Task requirements » Lines that contain "page" are to be counted; give only their number.

Stored data:
§ §

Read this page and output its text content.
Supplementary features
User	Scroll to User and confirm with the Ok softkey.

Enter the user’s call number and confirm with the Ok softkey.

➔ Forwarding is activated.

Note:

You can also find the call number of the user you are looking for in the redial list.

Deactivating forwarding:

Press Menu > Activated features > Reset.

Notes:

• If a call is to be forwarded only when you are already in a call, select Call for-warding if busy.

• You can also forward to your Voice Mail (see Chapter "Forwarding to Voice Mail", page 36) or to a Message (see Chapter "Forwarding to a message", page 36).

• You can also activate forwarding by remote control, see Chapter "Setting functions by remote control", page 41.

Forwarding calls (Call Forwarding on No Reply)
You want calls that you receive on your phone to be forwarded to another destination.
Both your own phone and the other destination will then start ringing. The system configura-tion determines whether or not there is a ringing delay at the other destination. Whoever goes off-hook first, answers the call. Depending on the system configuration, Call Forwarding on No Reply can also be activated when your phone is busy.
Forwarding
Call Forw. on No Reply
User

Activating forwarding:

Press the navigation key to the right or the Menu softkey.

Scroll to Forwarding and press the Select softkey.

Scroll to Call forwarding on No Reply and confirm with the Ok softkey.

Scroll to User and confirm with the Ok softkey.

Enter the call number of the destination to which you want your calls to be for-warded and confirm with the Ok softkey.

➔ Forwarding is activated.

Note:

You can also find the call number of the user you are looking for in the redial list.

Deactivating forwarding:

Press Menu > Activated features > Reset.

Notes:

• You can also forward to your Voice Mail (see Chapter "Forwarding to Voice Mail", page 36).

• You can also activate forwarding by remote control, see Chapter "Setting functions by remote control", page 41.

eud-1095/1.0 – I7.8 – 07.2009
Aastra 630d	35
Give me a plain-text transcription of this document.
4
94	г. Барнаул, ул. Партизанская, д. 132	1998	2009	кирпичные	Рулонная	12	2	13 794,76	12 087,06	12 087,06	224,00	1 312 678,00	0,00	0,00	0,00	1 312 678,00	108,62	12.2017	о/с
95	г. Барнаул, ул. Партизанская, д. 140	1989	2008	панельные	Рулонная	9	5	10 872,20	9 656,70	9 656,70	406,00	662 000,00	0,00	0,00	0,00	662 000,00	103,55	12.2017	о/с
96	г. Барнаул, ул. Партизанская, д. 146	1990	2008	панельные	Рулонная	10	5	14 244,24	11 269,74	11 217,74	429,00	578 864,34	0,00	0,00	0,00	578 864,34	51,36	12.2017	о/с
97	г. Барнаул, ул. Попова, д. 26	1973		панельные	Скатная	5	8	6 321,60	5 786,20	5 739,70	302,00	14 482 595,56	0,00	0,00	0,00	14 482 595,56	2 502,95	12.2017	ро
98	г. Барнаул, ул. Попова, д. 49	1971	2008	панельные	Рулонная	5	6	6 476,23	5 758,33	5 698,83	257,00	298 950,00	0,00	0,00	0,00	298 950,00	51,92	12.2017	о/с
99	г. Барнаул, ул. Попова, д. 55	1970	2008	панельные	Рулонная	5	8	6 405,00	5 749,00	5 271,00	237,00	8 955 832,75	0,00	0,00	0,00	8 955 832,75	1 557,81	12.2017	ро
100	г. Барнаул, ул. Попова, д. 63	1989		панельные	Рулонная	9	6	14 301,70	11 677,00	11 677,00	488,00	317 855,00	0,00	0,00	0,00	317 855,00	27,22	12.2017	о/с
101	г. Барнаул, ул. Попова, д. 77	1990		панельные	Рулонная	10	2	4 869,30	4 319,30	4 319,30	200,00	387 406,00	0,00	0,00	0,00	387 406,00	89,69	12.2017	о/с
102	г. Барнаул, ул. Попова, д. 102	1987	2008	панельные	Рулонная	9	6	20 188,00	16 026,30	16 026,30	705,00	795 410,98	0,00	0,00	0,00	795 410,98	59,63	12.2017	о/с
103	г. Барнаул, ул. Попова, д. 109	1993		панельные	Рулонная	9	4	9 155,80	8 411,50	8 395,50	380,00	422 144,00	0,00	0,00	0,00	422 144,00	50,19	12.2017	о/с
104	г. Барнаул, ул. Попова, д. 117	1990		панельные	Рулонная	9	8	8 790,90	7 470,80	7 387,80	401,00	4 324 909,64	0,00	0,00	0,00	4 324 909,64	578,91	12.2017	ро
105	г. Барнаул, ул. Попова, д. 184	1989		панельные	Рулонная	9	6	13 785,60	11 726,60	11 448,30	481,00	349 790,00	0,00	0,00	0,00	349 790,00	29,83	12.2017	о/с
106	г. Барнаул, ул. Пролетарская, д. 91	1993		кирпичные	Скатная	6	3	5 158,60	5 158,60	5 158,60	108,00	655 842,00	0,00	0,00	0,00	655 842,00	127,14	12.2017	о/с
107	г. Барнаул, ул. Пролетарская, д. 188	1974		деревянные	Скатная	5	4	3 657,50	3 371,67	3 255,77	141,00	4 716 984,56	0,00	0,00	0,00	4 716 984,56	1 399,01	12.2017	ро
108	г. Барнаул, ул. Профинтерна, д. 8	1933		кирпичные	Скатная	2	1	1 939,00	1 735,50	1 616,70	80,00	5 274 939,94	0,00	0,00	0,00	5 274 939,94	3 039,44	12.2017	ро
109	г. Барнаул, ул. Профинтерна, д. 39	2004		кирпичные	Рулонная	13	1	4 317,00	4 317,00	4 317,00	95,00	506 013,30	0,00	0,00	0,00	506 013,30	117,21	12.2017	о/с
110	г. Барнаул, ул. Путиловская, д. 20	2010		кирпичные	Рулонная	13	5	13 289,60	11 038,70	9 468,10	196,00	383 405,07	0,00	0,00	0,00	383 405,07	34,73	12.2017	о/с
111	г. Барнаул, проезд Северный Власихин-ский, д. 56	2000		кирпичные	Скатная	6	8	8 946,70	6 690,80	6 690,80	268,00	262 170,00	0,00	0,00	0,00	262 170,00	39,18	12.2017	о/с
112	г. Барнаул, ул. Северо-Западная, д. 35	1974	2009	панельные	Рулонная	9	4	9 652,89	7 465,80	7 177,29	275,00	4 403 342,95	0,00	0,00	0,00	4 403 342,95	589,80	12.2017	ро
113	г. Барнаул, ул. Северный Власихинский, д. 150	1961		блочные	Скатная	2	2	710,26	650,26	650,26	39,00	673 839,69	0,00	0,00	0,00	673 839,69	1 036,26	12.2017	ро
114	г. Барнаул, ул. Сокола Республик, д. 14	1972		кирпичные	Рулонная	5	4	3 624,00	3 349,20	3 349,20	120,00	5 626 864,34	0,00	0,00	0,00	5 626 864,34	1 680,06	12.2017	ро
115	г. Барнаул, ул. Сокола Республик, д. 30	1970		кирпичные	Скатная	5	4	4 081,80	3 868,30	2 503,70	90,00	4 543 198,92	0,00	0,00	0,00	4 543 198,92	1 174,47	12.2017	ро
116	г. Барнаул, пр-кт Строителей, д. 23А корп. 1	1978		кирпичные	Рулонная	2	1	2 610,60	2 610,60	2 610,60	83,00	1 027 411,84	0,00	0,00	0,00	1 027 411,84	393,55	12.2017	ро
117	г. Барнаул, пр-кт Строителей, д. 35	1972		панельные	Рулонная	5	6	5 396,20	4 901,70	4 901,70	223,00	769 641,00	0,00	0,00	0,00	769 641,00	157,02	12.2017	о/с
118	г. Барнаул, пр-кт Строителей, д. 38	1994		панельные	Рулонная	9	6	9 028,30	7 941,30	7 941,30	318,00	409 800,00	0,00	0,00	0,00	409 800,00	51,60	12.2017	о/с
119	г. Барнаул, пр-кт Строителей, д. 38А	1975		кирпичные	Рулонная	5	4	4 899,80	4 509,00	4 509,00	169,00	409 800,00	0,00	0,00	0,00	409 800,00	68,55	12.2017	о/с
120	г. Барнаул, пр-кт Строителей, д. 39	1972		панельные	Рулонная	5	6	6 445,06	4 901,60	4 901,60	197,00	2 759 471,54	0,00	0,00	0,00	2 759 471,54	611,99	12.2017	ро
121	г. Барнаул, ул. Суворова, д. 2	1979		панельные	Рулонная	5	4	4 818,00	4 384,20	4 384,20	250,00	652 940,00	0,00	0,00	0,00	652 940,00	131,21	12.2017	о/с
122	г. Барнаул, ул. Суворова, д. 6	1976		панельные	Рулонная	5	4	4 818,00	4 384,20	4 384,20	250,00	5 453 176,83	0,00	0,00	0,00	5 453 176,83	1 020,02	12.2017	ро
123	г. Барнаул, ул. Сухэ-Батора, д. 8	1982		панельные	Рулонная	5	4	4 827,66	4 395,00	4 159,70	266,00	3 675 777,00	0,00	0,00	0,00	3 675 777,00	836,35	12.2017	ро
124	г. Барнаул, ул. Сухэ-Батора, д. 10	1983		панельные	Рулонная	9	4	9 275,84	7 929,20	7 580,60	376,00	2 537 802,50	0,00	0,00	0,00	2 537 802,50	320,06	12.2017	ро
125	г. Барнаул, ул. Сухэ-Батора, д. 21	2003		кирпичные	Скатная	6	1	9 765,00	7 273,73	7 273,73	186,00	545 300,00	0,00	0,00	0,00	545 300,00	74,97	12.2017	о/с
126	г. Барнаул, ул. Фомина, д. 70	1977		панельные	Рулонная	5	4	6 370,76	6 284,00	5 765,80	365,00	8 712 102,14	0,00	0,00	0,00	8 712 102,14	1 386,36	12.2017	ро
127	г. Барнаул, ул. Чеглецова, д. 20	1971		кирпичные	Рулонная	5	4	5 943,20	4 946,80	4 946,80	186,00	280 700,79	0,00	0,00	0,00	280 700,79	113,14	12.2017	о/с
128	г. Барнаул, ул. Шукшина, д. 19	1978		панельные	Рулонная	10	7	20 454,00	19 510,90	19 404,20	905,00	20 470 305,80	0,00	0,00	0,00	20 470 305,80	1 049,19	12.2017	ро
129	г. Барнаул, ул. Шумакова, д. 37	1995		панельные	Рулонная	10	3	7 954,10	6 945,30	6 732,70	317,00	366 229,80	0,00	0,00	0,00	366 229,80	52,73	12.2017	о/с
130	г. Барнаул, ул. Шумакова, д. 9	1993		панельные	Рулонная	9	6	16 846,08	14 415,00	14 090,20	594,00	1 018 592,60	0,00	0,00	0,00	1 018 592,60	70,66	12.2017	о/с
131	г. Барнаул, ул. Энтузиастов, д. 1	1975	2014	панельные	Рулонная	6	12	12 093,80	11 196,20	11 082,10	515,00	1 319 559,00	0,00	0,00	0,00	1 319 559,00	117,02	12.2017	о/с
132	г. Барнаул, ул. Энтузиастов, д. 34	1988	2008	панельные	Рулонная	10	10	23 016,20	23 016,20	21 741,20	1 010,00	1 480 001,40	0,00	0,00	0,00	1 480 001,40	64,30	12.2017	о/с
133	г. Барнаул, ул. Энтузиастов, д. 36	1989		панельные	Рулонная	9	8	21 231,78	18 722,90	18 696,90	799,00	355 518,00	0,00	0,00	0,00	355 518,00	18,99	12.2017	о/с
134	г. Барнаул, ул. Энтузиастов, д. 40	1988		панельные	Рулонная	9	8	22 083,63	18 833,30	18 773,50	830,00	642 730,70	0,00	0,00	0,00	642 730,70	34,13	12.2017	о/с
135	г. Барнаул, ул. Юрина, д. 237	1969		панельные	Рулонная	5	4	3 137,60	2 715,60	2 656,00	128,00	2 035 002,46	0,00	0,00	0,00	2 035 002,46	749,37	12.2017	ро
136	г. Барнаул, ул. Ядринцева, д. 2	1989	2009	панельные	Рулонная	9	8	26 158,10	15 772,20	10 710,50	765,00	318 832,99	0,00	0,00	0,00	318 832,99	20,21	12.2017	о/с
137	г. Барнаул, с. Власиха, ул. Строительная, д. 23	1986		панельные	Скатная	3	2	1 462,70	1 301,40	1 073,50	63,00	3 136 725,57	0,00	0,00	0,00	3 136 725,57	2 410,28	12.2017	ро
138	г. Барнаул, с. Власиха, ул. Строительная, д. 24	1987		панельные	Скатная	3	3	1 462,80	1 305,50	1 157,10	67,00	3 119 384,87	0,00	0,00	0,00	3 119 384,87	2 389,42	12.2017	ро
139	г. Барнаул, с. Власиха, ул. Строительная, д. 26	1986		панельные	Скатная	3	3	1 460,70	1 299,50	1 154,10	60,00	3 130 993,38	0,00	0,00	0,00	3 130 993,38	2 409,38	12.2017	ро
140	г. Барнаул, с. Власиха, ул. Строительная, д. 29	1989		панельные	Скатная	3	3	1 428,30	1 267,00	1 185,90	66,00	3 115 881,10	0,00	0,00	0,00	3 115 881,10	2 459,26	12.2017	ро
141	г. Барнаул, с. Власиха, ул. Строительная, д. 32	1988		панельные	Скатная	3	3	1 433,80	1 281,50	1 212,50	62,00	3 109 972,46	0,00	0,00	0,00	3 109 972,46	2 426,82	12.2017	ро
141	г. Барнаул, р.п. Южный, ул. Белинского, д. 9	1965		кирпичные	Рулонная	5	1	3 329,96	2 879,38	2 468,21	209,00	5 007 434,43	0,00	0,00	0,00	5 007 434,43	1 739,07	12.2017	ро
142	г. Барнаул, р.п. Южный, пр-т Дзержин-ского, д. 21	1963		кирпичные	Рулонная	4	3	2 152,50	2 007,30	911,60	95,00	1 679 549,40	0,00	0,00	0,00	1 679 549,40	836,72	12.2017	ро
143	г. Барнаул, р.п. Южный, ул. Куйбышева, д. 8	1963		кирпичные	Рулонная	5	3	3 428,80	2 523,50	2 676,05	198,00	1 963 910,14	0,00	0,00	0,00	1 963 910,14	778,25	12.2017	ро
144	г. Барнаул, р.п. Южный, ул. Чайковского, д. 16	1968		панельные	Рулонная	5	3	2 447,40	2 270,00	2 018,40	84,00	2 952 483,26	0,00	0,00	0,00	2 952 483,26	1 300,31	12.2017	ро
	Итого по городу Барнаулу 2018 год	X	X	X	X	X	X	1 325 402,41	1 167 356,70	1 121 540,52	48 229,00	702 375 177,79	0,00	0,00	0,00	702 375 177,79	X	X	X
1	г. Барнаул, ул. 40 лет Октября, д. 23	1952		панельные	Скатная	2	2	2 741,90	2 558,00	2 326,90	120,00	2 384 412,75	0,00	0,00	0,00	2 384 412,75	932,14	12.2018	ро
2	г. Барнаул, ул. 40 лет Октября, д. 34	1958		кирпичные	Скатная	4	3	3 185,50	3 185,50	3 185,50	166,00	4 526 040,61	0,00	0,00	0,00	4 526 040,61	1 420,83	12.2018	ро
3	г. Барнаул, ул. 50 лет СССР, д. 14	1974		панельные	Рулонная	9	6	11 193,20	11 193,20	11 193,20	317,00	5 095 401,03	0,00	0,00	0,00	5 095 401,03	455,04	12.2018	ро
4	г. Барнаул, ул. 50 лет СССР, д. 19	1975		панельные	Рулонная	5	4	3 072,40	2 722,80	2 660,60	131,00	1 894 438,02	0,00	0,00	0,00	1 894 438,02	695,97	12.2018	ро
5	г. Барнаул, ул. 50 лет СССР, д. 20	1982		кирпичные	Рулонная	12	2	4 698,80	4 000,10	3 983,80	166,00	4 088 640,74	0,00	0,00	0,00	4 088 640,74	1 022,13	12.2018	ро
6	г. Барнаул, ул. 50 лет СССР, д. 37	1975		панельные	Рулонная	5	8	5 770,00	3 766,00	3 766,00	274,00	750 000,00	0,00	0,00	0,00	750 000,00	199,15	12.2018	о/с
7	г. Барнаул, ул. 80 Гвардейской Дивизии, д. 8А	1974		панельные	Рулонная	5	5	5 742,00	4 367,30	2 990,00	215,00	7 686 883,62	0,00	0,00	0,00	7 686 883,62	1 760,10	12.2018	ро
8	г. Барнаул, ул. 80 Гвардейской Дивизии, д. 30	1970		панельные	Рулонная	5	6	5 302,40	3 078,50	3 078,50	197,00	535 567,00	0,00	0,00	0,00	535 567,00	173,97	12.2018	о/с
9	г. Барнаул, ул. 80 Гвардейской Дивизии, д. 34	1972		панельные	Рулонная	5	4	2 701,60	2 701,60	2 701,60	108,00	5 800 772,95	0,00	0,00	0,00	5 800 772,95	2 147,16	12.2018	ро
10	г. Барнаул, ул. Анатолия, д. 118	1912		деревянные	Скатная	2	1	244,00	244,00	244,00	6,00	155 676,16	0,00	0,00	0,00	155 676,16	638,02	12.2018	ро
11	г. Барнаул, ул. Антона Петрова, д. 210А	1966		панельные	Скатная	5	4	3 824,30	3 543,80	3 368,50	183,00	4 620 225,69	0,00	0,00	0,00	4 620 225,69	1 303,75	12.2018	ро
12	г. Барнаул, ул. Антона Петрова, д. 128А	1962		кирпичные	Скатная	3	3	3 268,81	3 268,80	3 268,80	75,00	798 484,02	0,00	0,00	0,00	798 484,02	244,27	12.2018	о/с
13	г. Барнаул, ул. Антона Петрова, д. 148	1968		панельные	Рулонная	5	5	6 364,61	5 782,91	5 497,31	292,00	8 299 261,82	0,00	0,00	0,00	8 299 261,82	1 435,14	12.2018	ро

§ §

Answer for the task » 5